(Extracted records)
::::::::::

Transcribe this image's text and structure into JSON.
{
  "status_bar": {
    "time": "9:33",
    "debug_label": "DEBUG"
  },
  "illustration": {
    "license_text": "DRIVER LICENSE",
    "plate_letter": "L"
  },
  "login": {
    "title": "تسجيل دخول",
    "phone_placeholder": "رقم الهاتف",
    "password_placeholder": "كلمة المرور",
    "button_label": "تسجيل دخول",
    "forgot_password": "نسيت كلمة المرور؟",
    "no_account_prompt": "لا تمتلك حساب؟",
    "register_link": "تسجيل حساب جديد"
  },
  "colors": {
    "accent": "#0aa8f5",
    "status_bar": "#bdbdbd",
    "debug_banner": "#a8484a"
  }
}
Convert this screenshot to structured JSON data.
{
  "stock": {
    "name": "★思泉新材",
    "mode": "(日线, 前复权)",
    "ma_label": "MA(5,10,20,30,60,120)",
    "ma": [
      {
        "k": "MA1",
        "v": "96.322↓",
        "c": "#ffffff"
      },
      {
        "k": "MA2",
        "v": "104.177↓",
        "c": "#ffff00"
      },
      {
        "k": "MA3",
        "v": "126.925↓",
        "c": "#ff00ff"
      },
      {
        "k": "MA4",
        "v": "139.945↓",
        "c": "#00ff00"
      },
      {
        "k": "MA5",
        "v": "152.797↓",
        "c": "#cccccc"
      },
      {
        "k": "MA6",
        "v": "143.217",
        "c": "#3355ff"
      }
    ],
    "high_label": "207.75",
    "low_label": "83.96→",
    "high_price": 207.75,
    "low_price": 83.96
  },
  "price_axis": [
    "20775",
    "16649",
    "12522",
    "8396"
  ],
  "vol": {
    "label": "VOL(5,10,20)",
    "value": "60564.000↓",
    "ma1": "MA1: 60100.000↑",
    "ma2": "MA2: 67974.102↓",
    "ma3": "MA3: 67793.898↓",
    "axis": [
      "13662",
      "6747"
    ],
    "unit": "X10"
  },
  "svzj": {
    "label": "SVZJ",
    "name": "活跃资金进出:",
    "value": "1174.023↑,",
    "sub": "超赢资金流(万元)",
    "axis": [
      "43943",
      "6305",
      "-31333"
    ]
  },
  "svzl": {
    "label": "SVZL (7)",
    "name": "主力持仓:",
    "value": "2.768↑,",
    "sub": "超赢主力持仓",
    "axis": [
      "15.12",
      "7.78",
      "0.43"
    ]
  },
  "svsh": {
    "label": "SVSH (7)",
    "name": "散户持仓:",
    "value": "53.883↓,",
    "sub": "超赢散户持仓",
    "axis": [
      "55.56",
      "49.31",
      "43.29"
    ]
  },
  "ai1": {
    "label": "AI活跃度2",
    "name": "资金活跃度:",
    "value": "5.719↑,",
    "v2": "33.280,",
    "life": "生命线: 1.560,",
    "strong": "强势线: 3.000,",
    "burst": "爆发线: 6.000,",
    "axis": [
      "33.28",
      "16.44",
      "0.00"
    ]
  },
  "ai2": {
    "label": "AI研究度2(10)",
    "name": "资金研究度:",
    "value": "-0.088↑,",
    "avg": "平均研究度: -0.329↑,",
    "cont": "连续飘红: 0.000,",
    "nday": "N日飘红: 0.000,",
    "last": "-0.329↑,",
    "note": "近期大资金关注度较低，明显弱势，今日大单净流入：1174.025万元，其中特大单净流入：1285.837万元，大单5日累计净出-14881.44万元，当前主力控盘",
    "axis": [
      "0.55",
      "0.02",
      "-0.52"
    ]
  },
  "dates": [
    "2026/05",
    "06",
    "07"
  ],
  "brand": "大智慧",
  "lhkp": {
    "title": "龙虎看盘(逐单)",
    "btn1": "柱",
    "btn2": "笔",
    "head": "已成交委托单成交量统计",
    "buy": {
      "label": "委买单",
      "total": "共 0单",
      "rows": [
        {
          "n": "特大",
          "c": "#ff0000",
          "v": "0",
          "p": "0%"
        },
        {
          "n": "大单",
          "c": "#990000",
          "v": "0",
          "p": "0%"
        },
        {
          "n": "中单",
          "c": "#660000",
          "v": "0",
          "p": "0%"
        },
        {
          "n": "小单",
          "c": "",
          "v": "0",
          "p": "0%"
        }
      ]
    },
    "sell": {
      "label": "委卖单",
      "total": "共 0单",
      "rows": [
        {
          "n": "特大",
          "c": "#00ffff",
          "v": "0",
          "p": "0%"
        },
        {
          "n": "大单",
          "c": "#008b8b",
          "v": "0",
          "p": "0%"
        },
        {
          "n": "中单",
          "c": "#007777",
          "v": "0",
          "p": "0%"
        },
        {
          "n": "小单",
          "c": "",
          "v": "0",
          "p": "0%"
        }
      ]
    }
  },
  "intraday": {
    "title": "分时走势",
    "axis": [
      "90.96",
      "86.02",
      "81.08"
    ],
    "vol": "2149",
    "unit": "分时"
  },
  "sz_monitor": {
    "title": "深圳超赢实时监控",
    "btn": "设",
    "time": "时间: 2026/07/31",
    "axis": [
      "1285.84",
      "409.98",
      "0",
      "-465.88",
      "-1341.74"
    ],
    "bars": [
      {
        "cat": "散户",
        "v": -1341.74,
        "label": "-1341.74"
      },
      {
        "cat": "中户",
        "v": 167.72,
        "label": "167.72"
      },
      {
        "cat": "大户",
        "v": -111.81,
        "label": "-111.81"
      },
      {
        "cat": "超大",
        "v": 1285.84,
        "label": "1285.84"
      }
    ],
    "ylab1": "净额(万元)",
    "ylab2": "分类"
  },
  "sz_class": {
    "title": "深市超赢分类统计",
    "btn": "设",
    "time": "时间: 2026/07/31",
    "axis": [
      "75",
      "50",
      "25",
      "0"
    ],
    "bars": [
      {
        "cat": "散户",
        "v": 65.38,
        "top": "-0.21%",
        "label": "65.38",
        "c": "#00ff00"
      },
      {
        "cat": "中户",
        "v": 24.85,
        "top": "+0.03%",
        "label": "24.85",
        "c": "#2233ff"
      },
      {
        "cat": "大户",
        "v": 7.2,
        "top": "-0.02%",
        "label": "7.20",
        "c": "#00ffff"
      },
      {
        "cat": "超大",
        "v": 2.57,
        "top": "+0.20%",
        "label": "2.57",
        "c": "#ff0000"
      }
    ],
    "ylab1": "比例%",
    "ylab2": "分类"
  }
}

::::::::::

**Work to do**
Retype the listing. Match it exactly.

**Correct output**
Transcribe this image's text and structure into JSON.
{
  "status_bar": {
    "time": "9:33",
    "debug_label": "DEBUG"
  },
  "illustration": {
    "license_text": "DRIVER LICENSE",
    "plate_letter": "L"
  },
  "login": {
    "title": "تسجيل دخول",
    "phone_placeholder": "رقم الهاتف",
    "password_placeholder": "كلمة المرور",
    "button_label": "تسجيل دخول",
    "forgot_password": "نسيت كلمة المرور؟",
    "no_account_prompt": "لا تمتلك حساب؟",
    "register_link": "تسجيل حساب جديد"
  },
  "colors": {
    "accent": "#0aa8f5",
    "status_bar": "#bdbdbd",
    "debug_banner": "#a8484a"
  }
}
Convert this screenshot to structured JSON data.
{
  "stock": {
    "name": "★思泉新材",
    "mode": "(日线, 前复权)",
    "ma_label": "MA(5,10,20,30,60,120)",
    "ma": [
      {
        "k": "MA1",
        "v": "96.322↓",
        "c": "#ffffff"
      },
      {
        "k": "MA2",
        "v": "104.177↓",
        "c": "#ffff00"
      },
      {
        "k": "MA3",
        "v": "126.925↓",
        "c": "#ff00ff"
      },
      {
        "k": "MA4",
        "v": "139.945↓",
        "c": "#00ff00"
      },
      {
        "k": "MA5",
        "v": "152.797↓",
        "c": "#cccccc"
      },
      {
        "k": "MA6",
        "v": "143.217",
        "c": "#3355ff"
      }
    ],
    "high_label": "207.75",
    "low_label": "83.96→",
    "high_price": 207.75,
    "low_price": 83.96
  },
  "price_axis": [
    "20775",
    "16649",
    "12522",
    "8396"
  ],
  "vol": {
    "label": "VOL(5,10,20)",
    "value": "60564.000↓",
    "ma1": "MA1: 60100.000↑",
    "ma2": "MA2: 67974.102↓",
    "ma3": "MA3: 67793.898↓",
    "axis": [
      "13662",
      "6747"
    ],
    "unit": "X10"
  },
  "svzj": {
    "label": "SVZJ",
    "name": "活跃资金进出:",
    "value": "1174.023↑,",
    "sub": "超赢资金流(万元)",
    "axis": [
      "43943",
      "6305",
      "-31333"
    ]
  },
  "svzl": {
    "label": "SVZL (7)",
    "name": "主力持仓:",
    "value": "2.768↑,",
    "sub": "超赢主力持仓",
    "axis": [
      "15.12",
      "7.78",
      "0.43"
    ]
  },
  "svsh": {
    "label": "SVSH (7)",
    "name": "散户持仓:",
    "value": "53.883↓,",
    "sub": "超赢散户持仓",
    "axis": [
      "55.56",
      "49.31",
      "43.29"
    ]
  },
  "ai1": {
    "label": "AI活跃度2",
    "name": "资金活跃度:",
    "value": "5.719↑,",
    "v2": "33.280,",
    "life": "生命线: 1.560,",
    "strong": "强势线: 3.000,",
    "burst": "爆发线: 6.000,",
    "axis": [
      "33.28",
      "16.44",
      "0.00"
    ]
  },
  "ai2": {
    "label": "AI研究度2(10)",
    "name": "资金研究度:",
    "value": "-0.088↑,",
    "avg": "平均研究度: -0.329↑,",
    "cont": "连续飘红: 0.000,",
    "nday": "N日飘红: 0.000,",
    "last": "-0.329↑,",
    "note": "近期大资金关注度较低，明显弱势，今日大单净流入：1174.025万元，其中特大单净流入：1285.837万元，大单5日累计净出-14881.44万元，当前主力控盘",
    "axis": [
      "0.55",
      "0.02",
      "-0.52"
    ]
  },
  "dates": [
    "2026/05",
    "06",
    "07"
  ],
  "brand": "大智慧",
  "lhkp": {
    "title": "龙虎看盘(逐单)",
    "btn1": "柱",
    "btn2": "笔",
    "head": "已成交委托单成交量统计",
    "buy": {
      "label": "委买单",
      "total": "共 0单",
      "rows": [
        {
          "n": "特大",
          "c": "#ff0000",
          "v": "0",
          "p": "0%"
        },
        {
          "n": "大单",
          "c": "#990000",
          "v": "0",
          "p": "0%"
        },
        {
          "n": "中单",
          "c": "#660000",
          "v": "0",
          "p": "0%"
        },
        {
          "n": "小单",
          "c": "",
          "v": "0",
          "p": "0%"
        }
      ]
    },
    "sell": {
      "label": "委卖单",
      "total": "共 0单",
      "rows": [
        {
          "n": "特大",
          "c": "#00ffff",
          "v": "0",
          "p": "0%"
        },
        {
          "n": "大单",
          "c": "#008b8b",
          "v": "0",
          "p": "0%"
        },
        {
          "n": "中单",
          "c": "#007777",
          "v": "0",
          "p": "0%"
        },
        {
          "n": "小单",
          "c": "",
          "v": "0",
          "p": "0%"
        }
      ]
    }
  },
  "intraday": {
    "title": "分时走势",
    "axis": [
      "90.96",
      "86.02",
      "81.08"
    ],
    "vol": "2149",
    "unit": "分时"
  },
  "sz_monitor": {
    "title": "深圳超赢实时监控",
    "btn": "设",
    "time": "时间: 2026/07/31",
    "axis": [
      "1285.84",
      "409.98",
      "0",
      "-465.88",
      "-1341.74"
    ],
    "bars": [
      {
        "cat": "散户",
        "v": -1341.74,
        "label": "-1341.74"
      },
      {
        "cat": "中户",
        "v": 167.72,
        "label": "167.72"
      },
      {
        "cat": "大户",
        "v": -111.81,
        "label": "-111.81"
      },
      {
        "cat": "超大",
        "v": 1285.84,
        "label": "1285.84"
      }
    ],
    "ylab1": "净额(万元)",
    "ylab2": "分类"
  },
  "sz_class": {
    "title": "深市超赢分类统计",
    "btn": "设",
    "time": "时间: 2026/07/31",
    "axis": [
      "75",
      "50",
      "25",
      "0"
    ],
    "bars": [
      {
        "cat": "散户",
        "v": 65.38,
        "top": "-0.21%",
        "label": "65.38",
        "c": "#00ff00"
      },
      {
        "cat": "中户",
        "v": 24.85,
        "top": "+0.03%",
        "label": "24.85",
        "c": "#2233ff"
      },
      {
        "cat": "大户",
        "v": 7.2,
        "top": "-0.02%",
        "label": "7.20",
        "c": "#00ffff"
      },
      {
        "cat": "超大",
        "v": 2.57,
        "top": "+0.20%",
        "label": "2.57",
        "c": "#ff0000"
      }
    ],
    "ylab1": "比例%",
    "ylab2": "分类"
  }
}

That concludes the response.